> _Aim_
Locate each line with the string "should" in the listing below and copy it.

> _Provided entries_
★ ★ ★

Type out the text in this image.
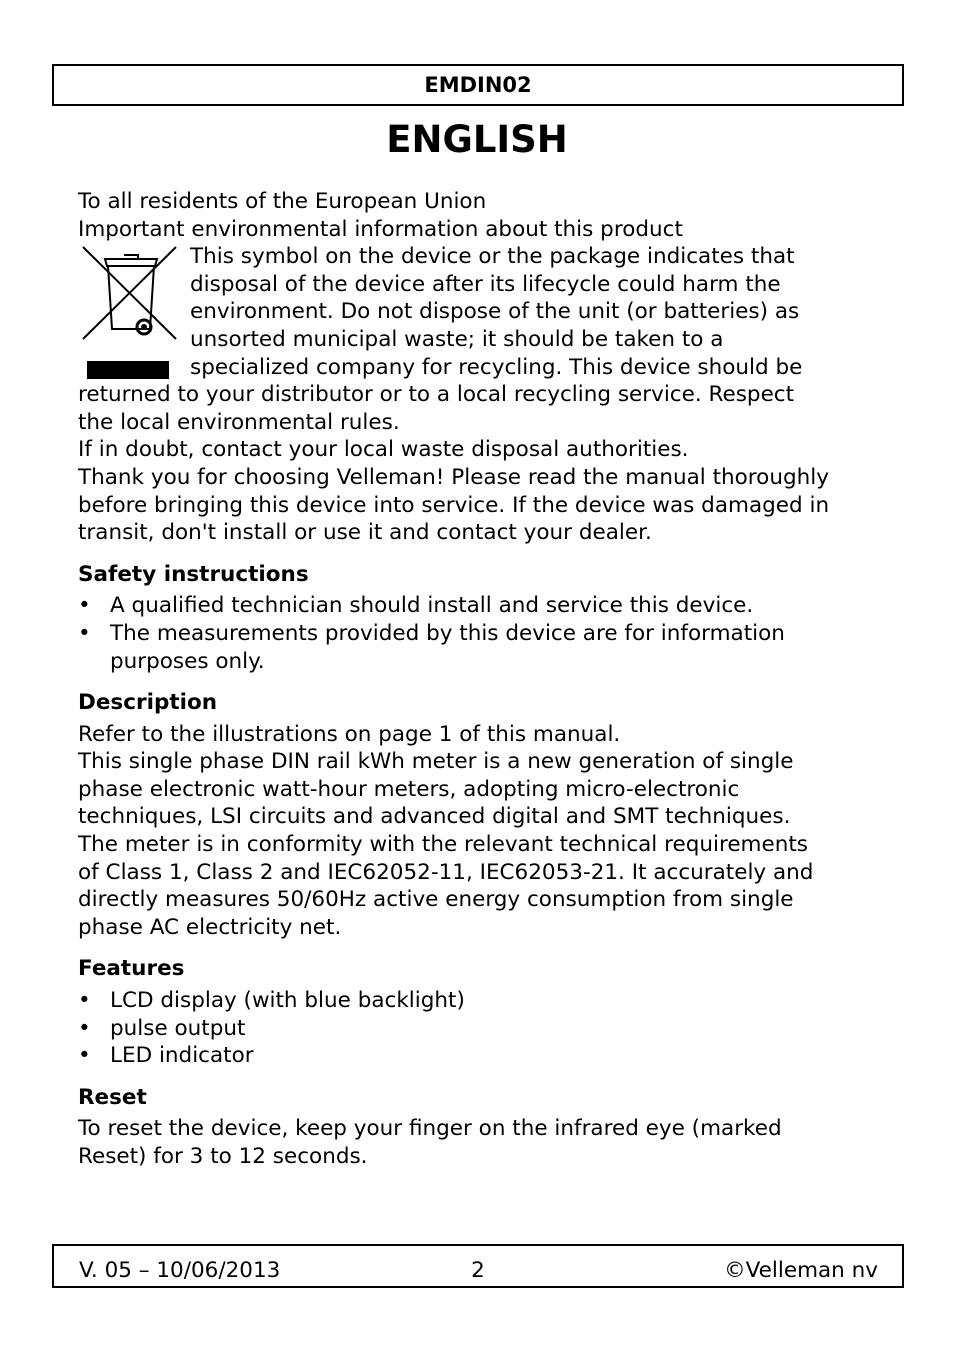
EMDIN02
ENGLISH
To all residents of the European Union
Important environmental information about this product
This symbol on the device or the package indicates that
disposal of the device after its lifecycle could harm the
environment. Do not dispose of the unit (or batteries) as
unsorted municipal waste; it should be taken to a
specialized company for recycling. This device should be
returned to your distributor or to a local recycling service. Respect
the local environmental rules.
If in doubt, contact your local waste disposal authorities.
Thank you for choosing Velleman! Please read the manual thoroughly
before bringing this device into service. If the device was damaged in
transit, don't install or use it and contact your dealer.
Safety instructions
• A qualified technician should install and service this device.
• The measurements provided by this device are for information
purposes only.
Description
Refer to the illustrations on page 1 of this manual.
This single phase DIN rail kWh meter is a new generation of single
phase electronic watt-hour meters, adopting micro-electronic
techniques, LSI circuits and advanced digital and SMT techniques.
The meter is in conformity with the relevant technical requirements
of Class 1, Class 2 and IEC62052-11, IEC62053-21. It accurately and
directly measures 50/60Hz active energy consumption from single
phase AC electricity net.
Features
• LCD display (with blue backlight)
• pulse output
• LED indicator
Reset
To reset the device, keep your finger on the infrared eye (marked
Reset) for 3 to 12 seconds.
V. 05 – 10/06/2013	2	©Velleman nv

★ ★ ★

> _Solution to this exercise_
unsorted municipal waste; it should be taken to a
specialized company for recycling. This device should be
• A qualified technician should install and service this device.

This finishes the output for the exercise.